→ **DIRECTIVE**: Write out each record again exactly as it stands.
# start of DATA PROVIDED
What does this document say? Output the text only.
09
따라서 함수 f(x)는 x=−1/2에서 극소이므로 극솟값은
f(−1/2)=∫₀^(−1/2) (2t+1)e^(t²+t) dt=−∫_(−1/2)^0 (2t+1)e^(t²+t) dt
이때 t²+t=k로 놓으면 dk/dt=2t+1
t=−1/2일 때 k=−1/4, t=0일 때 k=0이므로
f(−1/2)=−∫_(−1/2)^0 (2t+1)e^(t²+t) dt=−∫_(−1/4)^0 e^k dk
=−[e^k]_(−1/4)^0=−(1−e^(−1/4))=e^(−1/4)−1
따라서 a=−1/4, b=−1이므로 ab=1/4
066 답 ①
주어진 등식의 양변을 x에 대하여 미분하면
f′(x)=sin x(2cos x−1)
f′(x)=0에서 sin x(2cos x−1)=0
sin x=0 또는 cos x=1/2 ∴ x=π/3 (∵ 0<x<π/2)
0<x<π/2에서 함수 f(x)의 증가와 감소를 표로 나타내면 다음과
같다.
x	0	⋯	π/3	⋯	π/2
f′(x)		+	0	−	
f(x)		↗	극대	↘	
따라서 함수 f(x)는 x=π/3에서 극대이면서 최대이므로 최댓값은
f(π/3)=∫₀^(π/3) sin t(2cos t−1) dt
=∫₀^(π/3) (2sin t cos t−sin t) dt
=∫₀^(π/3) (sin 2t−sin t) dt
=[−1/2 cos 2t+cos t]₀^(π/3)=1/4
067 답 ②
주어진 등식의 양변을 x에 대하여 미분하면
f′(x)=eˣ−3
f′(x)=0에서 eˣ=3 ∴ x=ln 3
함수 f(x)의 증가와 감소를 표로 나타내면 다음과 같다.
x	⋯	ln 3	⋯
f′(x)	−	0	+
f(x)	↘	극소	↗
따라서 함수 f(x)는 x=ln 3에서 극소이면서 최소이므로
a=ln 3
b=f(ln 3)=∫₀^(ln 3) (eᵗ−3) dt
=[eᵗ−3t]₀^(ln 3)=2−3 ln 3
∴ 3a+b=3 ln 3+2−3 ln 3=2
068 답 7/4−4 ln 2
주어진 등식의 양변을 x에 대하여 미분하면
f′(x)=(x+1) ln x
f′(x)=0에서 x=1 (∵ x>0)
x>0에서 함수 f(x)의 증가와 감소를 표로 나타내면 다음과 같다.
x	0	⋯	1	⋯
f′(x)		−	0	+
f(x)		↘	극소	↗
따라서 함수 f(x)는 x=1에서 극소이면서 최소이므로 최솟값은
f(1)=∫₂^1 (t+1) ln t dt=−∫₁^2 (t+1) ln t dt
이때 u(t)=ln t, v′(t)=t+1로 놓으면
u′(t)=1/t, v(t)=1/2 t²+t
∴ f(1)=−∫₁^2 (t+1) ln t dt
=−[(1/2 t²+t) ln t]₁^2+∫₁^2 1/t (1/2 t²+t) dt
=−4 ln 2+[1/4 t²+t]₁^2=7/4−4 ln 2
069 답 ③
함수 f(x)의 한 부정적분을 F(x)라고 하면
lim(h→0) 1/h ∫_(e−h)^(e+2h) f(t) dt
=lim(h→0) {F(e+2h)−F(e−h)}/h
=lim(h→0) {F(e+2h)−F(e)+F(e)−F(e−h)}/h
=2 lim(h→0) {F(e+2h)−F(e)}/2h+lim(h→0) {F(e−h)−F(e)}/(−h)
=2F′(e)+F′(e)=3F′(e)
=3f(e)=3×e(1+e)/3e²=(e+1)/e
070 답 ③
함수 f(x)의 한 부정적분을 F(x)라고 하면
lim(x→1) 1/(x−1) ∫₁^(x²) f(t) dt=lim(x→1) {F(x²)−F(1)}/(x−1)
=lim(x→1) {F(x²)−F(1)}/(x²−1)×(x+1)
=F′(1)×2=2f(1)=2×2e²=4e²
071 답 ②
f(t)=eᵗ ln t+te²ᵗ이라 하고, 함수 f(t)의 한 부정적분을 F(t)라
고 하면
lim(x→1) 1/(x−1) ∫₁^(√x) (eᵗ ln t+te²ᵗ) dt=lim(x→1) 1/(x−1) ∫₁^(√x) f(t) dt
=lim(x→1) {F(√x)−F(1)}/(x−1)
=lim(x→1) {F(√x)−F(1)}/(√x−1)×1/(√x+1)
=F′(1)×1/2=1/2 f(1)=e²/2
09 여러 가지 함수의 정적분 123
# end of DATA PROVIDED
→ **EXERCISE RESULT**:
What does this document say? Output the text only.
09
따라서 함수 f(x)는 x=−1/2에서 극소이므로 극솟값은
f(−1/2)=∫₀^(−1/2) (2t+1)e^(t²+t) dt=−∫_(−1/2)^0 (2t+1)e^(t²+t) dt
이때 t²+t=k로 놓으면 dk/dt=2t+1
t=−1/2일 때 k=−1/4, t=0일 때 k=0이므로
f(−1/2)=−∫_(−1/2)^0 (2t+1)e^(t²+t) dt=−∫_(−1/4)^0 e^k dk
=−[e^k]_(−1/4)^0=−(1−e^(−1/4))=e^(−1/4)−1
따라서 a=−1/4, b=−1이므로 ab=1/4
066 답 ①
주어진 등식의 양변을 x에 대하여 미분하면
f′(x)=sin x(2cos x−1)
f′(x)=0에서 sin x(2cos x−1)=0
sin x=0 또는 cos x=1/2 ∴ x=π/3 (∵ 0<x<π/2)
0<x<π/2에서 함수 f(x)의 증가와 감소를 표로 나타내면 다음과
같다.
x	0	⋯	π/3	⋯	π/2
f′(x)		+	0	−	
f(x)		↗	극대	↘	
따라서 함수 f(x)는 x=π/3에서 극대이면서 최대이므로 최댓값은
f(π/3)=∫₀^(π/3) sin t(2cos t−1) dt
=∫₀^(π/3) (2sin t cos t−sin t) dt
=∫₀^(π/3) (sin 2t−sin t) dt
=[−1/2 cos 2t+cos t]₀^(π/3)=1/4
067 답 ②
주어진 등식의 양변을 x에 대하여 미분하면
f′(x)=eˣ−3
f′(x)=0에서 eˣ=3 ∴ x=ln 3
함수 f(x)의 증가와 감소를 표로 나타내면 다음과 같다.
x	⋯	ln 3	⋯
f′(x)	−	0	+
f(x)	↘	극소	↗
따라서 함수 f(x)는 x=ln 3에서 극소이면서 최소이므로
a=ln 3
b=f(ln 3)=∫₀^(ln 3) (eᵗ−3) dt
=[eᵗ−3t]₀^(ln 3)=2−3 ln 3
∴ 3a+b=3 ln 3+2−3 ln 3=2
068 답 7/4−4 ln 2
주어진 등식의 양변을 x에 대하여 미분하면
f′(x)=(x+1) ln x
f′(x)=0에서 x=1 (∵ x>0)
x>0에서 함수 f(x)의 증가와 감소를 표로 나타내면 다음과 같다.
x	0	⋯	1	⋯
f′(x)		−	0	+
f(x)		↘	극소	↗
따라서 함수 f(x)는 x=1에서 극소이면서 최소이므로 최솟값은
f(1)=∫₂^1 (t+1) ln t dt=−∫₁^2 (t+1) ln t dt
이때 u(t)=ln t, v′(t)=t+1로 놓으면
u′(t)=1/t, v(t)=1/2 t²+t
∴ f(1)=−∫₁^2 (t+1) ln t dt
=−[(1/2 t²+t) ln t]₁^2+∫₁^2 1/t (1/2 t²+t) dt
=−4 ln 2+[1/4 t²+t]₁^2=7/4−4 ln 2
069 답 ③
함수 f(x)의 한 부정적분을 F(x)라고 하면
lim(h→0) 1/h ∫_(e−h)^(e+2h) f(t) dt
=lim(h→0) {F(e+2h)−F(e−h)}/h
=lim(h→0) {F(e+2h)−F(e)+F(e)−F(e−h)}/h
=2 lim(h→0) {F(e+2h)−F(e)}/2h+lim(h→0) {F(e−h)−F(e)}/(−h)
=2F′(e)+F′(e)=3F′(e)
=3f(e)=3×e(1+e)/3e²=(e+1)/e
070 답 ③
함수 f(x)의 한 부정적분을 F(x)라고 하면
lim(x→1) 1/(x−1) ∫₁^(x²) f(t) dt=lim(x→1) {F(x²)−F(1)}/(x−1)
=lim(x→1) {F(x²)−F(1)}/(x²−1)×(x+1)
=F′(1)×2=2f(1)=2×2e²=4e²
071 답 ②
f(t)=eᵗ ln t+te²ᵗ이라 하고, 함수 f(t)의 한 부정적분을 F(t)라
고 하면
lim(x→1) 1/(x−1) ∫₁^(√x) (eᵗ ln t+te²ᵗ) dt=lim(x→1) 1/(x−1) ∫₁^(√x) f(t) dt
=lim(x→1) {F(√x)−F(1)}/(x−1)
=lim(x→1) {F(√x)−F(1)}/(√x−1)×1/(√x+1)
=F′(1)×1/2=1/2 f(1)=e²/2
09 여러 가지 함수의 정적분 123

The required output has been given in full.